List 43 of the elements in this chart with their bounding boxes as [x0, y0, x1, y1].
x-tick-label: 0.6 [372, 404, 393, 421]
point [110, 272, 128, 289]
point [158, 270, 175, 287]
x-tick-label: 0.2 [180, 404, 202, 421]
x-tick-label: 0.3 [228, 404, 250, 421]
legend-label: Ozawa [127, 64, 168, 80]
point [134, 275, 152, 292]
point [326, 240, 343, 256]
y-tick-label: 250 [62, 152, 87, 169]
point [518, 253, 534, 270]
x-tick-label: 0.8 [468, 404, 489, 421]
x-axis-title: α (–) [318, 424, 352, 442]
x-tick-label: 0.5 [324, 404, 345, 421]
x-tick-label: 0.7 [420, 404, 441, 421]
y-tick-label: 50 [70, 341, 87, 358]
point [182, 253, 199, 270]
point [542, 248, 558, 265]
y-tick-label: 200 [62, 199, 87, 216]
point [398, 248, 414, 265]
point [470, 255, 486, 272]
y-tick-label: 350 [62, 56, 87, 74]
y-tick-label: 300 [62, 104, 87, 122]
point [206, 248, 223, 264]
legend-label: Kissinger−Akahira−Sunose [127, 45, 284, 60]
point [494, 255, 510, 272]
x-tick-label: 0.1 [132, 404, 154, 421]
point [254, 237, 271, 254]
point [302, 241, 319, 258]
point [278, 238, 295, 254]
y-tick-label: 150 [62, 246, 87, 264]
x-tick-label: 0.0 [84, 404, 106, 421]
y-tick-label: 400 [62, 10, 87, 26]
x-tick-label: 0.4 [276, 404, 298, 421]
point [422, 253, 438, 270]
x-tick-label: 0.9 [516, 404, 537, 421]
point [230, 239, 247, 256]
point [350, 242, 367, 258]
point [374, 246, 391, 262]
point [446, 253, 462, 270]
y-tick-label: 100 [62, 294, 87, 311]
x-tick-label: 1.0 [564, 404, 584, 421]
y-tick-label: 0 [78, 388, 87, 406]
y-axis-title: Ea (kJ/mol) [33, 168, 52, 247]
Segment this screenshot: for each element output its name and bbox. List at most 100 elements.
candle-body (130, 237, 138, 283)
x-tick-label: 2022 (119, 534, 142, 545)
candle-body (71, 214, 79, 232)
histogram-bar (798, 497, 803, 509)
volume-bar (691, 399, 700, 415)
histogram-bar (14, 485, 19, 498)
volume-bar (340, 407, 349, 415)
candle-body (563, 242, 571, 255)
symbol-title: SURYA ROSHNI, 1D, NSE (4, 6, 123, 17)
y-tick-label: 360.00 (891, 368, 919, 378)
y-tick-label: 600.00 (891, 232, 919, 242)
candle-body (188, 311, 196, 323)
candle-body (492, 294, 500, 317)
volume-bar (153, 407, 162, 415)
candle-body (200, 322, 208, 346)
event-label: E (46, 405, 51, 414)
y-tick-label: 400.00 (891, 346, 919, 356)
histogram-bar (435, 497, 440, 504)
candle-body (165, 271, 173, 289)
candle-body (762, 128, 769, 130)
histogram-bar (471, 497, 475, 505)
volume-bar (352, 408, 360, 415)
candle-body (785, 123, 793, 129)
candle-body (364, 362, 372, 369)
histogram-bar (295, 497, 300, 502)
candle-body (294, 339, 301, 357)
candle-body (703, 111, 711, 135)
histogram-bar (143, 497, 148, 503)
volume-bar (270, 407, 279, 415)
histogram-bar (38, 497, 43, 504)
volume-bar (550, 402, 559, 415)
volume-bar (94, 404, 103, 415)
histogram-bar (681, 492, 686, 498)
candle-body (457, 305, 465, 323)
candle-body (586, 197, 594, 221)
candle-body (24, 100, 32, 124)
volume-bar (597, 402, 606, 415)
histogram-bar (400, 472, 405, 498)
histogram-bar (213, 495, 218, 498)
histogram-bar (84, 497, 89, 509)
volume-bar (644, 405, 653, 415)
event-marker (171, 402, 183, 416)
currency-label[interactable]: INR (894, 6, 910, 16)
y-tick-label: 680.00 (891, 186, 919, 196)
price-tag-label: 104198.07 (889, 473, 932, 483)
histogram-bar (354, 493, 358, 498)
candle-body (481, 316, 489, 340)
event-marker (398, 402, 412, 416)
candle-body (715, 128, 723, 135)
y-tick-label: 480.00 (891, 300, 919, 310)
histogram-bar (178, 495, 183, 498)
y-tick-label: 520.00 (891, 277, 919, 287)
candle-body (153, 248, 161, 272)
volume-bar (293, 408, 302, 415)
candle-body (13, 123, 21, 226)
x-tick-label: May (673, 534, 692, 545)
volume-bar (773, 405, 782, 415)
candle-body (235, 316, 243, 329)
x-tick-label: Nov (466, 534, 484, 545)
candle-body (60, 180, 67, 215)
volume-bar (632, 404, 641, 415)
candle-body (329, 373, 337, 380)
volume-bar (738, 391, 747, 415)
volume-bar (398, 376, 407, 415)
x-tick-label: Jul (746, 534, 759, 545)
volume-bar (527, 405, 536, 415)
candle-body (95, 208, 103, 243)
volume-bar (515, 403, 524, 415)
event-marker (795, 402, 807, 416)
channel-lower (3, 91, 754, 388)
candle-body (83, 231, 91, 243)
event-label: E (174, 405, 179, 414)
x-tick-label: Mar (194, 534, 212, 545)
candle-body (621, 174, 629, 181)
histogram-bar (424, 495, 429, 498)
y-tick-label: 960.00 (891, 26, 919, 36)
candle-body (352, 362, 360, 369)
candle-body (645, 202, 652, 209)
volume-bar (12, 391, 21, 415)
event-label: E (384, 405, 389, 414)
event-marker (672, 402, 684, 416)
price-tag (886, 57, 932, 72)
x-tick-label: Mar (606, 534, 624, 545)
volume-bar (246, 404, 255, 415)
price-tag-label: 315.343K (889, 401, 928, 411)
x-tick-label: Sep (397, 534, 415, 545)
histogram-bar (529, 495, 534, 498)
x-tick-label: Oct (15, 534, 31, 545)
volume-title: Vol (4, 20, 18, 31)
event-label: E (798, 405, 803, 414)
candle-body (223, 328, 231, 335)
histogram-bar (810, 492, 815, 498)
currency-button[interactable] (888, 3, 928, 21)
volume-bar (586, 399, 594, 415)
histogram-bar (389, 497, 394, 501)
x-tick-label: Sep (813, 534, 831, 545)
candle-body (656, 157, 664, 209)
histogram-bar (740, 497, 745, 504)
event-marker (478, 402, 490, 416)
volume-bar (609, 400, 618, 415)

+++

GIVEN REQUEST:
Convert the data, from its first line through the line that contains "legend-label: Ozawa [127, 64, 168, 80]", into a JSON list of strings with one string per line and blank lines omitted.

TASK SOLUTION:
[
  "List 43 of the elements in this chart with their bounding boxes as [x0, y0, x1, y1].",
  "x-tick-label: 0.6 [372, 404, 393, 421]",
  "point [110, 272, 128, 289]",
  "point [158, 270, 175, 287]",
  "x-tick-label: 0.2 [180, 404, 202, 421]",
  "x-tick-label: 0.3 [228, 404, 250, 421]",
  "legend-label: Ozawa [127, 64, 168, 80]"
]